▶ [Exercise instructions]:
Take every line where the string "xlabel" appears and copy it.

(Items listed in a dataset)
⟨

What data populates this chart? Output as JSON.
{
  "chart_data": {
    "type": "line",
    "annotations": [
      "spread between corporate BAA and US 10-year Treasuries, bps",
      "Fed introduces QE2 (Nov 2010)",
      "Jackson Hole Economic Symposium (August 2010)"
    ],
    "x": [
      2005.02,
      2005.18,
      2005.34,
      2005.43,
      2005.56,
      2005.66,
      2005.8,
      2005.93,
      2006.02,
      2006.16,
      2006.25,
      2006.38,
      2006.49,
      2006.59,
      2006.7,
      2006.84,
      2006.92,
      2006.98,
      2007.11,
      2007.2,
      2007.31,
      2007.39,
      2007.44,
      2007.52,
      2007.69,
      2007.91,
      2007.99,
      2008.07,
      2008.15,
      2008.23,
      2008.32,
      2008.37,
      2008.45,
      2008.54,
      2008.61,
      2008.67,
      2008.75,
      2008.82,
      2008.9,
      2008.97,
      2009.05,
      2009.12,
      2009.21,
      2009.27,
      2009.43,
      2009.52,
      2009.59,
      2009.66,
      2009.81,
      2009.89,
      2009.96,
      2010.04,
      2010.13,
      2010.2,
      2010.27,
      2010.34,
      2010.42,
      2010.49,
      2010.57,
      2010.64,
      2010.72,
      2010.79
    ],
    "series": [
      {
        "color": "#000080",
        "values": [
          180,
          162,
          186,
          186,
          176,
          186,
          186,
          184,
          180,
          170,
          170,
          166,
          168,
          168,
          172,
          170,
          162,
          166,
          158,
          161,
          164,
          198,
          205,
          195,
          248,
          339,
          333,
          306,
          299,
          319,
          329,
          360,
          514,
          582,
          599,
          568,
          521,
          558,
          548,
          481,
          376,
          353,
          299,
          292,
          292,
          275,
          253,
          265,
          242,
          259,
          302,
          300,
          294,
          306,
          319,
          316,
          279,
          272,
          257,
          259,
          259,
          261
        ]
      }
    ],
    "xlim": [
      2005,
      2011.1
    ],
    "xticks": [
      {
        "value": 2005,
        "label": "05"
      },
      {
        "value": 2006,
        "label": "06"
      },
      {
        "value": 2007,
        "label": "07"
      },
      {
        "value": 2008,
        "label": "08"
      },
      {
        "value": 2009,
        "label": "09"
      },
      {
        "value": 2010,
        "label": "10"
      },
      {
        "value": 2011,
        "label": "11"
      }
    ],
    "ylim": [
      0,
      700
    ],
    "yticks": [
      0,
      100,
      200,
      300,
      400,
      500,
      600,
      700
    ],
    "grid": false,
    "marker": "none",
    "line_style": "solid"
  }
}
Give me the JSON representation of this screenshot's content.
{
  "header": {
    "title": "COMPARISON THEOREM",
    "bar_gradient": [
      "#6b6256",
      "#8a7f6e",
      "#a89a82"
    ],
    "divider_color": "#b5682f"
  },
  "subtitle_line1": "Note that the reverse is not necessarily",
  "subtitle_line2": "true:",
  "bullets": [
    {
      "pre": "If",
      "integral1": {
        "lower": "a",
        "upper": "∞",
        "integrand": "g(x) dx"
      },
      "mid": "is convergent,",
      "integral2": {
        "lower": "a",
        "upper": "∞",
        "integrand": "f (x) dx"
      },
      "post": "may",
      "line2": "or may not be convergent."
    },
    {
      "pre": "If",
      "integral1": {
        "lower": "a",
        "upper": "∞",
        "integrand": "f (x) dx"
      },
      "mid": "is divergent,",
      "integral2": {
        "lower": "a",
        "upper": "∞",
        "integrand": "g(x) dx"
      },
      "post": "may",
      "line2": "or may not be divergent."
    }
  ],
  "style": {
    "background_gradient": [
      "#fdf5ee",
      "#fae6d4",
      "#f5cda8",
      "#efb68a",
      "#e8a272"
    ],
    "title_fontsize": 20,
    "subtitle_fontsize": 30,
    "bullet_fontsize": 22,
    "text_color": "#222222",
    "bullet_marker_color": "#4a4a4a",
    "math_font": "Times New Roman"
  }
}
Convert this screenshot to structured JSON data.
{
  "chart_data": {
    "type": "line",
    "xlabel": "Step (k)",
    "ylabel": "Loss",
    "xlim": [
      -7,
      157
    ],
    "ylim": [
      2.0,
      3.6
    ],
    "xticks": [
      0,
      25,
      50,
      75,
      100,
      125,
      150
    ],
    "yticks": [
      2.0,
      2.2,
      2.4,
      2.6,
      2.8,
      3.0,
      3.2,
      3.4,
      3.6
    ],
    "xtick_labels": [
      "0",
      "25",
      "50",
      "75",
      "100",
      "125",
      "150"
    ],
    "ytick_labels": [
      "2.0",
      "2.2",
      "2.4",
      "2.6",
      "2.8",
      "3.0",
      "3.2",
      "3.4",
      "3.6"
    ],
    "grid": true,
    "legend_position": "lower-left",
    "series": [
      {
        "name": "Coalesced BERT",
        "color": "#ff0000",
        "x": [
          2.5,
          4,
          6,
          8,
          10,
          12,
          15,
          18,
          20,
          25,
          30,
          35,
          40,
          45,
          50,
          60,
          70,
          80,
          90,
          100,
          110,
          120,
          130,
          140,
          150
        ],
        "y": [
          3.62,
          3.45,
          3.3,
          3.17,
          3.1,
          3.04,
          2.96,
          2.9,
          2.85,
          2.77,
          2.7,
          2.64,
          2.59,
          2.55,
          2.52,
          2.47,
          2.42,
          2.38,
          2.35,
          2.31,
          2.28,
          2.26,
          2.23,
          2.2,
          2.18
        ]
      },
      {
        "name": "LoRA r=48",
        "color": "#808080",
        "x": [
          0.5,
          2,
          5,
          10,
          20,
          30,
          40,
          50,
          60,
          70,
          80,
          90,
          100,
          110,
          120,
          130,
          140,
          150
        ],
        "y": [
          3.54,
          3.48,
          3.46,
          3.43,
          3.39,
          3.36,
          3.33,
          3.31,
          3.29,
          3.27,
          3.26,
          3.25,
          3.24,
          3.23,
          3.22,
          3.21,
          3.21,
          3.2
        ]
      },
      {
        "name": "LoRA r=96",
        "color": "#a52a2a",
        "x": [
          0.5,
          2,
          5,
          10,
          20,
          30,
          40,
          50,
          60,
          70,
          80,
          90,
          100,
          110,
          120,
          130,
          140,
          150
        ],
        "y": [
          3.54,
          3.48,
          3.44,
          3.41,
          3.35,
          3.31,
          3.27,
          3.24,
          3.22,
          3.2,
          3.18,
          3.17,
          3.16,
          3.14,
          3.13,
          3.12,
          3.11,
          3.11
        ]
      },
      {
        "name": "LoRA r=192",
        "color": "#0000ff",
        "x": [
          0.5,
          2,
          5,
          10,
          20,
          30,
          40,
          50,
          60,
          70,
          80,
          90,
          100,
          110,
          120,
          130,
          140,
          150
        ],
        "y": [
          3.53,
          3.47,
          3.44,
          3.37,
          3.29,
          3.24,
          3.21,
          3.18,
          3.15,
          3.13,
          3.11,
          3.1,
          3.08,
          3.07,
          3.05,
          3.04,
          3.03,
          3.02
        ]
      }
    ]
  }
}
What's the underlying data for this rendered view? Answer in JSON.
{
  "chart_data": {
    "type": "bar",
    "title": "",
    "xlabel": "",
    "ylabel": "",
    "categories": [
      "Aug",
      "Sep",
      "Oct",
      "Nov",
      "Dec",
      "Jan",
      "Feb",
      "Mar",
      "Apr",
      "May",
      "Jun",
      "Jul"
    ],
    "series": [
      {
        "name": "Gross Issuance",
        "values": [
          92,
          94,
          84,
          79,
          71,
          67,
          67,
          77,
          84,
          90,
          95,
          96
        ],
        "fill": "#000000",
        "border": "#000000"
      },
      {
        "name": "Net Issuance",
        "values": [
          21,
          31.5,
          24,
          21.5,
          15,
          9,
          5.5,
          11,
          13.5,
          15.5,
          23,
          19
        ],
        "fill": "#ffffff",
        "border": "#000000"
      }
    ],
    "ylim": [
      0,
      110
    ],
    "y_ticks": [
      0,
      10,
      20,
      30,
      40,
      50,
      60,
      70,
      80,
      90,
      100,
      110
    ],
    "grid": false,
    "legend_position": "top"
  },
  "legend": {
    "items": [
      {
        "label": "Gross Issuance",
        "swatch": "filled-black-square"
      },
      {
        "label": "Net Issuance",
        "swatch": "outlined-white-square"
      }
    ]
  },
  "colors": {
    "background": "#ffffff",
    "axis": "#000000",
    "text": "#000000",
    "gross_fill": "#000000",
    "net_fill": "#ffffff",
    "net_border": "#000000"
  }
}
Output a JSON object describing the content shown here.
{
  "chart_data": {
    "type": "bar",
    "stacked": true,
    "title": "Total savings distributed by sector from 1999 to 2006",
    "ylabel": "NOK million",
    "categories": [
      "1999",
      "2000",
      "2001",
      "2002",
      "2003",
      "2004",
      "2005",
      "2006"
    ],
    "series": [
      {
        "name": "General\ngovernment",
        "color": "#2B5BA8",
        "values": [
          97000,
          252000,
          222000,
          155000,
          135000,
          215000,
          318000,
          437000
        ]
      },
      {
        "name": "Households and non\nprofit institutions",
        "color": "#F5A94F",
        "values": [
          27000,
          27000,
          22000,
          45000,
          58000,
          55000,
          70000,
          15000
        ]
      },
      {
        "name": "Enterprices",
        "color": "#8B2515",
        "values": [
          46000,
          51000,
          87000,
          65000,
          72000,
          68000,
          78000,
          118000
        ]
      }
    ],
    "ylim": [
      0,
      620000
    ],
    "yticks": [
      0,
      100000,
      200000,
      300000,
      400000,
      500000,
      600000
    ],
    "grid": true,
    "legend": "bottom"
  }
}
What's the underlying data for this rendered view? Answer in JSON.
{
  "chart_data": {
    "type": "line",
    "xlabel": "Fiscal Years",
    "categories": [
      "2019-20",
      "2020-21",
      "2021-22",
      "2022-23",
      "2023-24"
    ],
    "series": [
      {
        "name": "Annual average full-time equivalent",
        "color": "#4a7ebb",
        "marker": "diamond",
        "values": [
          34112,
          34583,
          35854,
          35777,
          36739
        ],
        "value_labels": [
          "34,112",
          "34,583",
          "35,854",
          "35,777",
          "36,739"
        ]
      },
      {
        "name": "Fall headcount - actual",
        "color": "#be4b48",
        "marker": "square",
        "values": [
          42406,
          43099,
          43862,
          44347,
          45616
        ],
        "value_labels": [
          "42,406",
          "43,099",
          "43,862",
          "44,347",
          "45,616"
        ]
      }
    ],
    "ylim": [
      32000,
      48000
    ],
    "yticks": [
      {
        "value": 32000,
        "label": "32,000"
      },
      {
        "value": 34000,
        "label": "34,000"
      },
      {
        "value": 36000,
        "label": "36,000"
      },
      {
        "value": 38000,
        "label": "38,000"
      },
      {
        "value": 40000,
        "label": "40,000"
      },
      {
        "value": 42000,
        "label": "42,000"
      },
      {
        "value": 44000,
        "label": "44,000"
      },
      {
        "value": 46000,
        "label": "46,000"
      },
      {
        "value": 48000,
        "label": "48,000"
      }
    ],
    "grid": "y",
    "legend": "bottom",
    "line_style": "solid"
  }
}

⟩

▶ [Solution to the exercise]:
    "xlabel": "Step (k)",
    "xlabel": "",
    "xlabel": "Fiscal Years",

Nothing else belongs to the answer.